■ Exercises
(A) Answer these questions from the diabetic foot ulcer abstract, giving each answer on its own line with the same mark:
(i) From which database were the bulk RNA-seq and scRNA-seq data downloaded?
(ii) How many DFU-related DEGs were identified?
(iii) Which three genes were identified as DLGs for DFU?
(B) Please set down the stretch of the diabetic foot ulcer abstract from "Conclusions" through "of DFU patients.".
(C) In one to three sentences, explain how single-cell sequencing supported treating the DLGs as potential diagnostic targets, according to the diabetic foot ulcer abstract.

━━━━━ Supplied passage

Background
Diabetic foot ulcers (DFU) is the most serious complication of diabetes mellitus, which has become a global health problem due to its high morbidity and disability rates and the poor efficacy of conventional treatments. Thus, it is urgent to identify novel molecular targets to improve the prognosis and reduce disability rate in DFU patients.
Results
In the present study, bulk RNA-seq and scRNA-seq associated with DFU were downloaded from the GEO database. We identified 1393 DFU-related DEGs by differential analysis and WGCNA analysis together, and GO/KEGG analysis showed that these genes were associated with lysosomal and immune/inflammatory responses. Immediately thereafter, we identified CLU, RABGEF1 and ENPEP as DLGs for DFU using three machine learning algorithms (Randomforest, SVM-RFE and LASSO) and validated their diagnostic performance in a validation cohort independent of this study. Subsequently, we constructed a novel artificial neural network model for molecular diagnosis of DFU based on DLGs, and the diagnostic performance in the training and validation cohorts was sound. In single-cell sequencing, the heterogeneous expression of DLGs also provided favorable evidence for them to be potential diagnostic targets. In addition, the results of immune infiltration analysis showed that the abundance of mainstream immune cells, including B/T cells, was down-regulated in DFUs and significantly correlated with the expression of DLGs. Finally, we found latamoxef, parthenolide, meclofenoxate, and lomustine to be promising anti-DFU drugs by targeting DLGs.
Conclusions
CLU, RABGEF1 and ENPEP can be used as novel lysosomal molecular signatures of DFU, and by targeting them, latamoxef, parthenolide, meclofenoxate and lomustine were identified as promising anti-DFU drugs. The present study provides new perspectives for the diagnosis and treatment of DFU and for improving the prognosis of DFU patients.

━━━━━━━━━━
━━━━━ Supplied data

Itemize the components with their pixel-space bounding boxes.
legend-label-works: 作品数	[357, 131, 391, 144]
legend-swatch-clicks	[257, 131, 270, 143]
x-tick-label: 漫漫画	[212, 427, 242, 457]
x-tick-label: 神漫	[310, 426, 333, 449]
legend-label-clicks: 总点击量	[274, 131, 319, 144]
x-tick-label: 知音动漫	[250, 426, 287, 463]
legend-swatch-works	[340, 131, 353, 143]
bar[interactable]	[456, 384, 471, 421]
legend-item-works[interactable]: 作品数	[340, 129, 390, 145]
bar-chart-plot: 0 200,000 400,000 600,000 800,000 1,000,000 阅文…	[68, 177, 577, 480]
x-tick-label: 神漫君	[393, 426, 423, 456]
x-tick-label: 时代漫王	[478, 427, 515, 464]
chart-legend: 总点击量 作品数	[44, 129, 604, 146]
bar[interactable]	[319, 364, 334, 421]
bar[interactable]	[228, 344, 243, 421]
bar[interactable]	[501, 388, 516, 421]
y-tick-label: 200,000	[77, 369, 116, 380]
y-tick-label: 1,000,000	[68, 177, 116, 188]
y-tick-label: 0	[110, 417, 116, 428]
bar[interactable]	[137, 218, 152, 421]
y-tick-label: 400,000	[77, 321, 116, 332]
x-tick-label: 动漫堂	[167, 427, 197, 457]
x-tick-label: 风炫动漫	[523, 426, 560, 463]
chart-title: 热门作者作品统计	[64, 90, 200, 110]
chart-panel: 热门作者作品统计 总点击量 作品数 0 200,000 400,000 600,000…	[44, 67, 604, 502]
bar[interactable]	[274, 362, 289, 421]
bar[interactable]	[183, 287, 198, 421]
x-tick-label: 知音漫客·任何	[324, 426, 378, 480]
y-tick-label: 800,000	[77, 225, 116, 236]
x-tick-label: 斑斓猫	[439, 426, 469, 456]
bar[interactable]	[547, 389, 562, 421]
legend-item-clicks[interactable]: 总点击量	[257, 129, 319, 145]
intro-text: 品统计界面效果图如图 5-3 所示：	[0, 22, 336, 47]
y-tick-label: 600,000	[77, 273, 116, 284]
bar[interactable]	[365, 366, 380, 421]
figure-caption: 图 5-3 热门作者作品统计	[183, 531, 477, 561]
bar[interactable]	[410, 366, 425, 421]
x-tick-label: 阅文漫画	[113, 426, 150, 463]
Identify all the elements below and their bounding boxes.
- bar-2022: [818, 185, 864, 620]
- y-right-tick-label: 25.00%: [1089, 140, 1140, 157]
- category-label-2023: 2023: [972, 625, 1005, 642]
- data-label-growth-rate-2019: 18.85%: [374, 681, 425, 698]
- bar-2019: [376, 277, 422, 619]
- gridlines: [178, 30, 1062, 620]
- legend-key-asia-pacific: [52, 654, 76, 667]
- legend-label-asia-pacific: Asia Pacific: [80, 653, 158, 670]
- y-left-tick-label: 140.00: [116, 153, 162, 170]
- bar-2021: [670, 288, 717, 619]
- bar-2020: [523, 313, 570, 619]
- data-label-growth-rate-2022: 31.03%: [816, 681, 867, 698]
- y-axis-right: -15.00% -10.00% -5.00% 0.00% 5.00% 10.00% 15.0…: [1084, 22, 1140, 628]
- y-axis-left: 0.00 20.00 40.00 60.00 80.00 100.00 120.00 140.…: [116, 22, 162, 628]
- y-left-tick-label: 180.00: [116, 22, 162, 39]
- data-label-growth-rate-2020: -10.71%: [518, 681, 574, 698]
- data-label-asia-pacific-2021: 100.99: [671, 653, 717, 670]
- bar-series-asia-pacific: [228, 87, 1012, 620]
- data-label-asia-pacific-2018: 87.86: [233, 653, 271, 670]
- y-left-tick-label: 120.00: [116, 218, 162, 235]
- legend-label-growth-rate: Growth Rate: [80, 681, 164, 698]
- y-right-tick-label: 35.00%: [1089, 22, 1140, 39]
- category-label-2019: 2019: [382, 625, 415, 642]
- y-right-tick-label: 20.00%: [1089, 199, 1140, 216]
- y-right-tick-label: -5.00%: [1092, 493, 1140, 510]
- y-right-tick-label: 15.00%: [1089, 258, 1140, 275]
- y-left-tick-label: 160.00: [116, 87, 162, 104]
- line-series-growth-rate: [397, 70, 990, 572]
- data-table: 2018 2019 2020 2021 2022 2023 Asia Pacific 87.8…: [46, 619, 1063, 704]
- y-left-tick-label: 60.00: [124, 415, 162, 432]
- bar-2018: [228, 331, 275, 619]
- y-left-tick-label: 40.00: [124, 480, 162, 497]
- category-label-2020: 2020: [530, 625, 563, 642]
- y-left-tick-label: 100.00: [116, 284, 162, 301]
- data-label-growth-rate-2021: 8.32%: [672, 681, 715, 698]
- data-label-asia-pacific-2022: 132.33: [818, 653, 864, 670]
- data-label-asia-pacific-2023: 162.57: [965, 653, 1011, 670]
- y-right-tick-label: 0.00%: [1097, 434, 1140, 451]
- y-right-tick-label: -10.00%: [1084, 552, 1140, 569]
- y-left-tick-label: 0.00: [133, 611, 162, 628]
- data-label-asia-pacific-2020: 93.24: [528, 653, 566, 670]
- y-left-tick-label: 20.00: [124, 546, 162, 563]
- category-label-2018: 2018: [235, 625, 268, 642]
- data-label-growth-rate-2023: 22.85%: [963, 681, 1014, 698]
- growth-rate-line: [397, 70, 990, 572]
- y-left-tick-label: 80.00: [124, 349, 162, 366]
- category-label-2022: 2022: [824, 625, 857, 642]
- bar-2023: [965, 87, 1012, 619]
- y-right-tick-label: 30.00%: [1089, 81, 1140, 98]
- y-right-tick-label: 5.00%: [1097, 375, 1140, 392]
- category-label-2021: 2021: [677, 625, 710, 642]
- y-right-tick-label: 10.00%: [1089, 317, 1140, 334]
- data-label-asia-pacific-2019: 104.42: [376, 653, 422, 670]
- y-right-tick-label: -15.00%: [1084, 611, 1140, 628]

━━━━━━━━━━

■ Solution list
(A)
(i) The GEO database
(ii) 1393
(iii) CLU, RABGEF1 and ENPEP

(B)
Conclusions
CLU, RABGEF1 and ENPEP can be used as novel lysosomal molecular signatures of DFU, and by targeting them, latamoxef, parthenolide, meclofenoxate and lomustine were identified as promising anti-DFU drugs. The present study provides new perspectives for the diagnosis and treatment of DFU and for improving the prognosis of DFU patients.

(C) In single-cell sequencing, the DLGs showed heterogeneous expression. This provided favorable evidence that they could serve as potential diagnostic targets for DFU.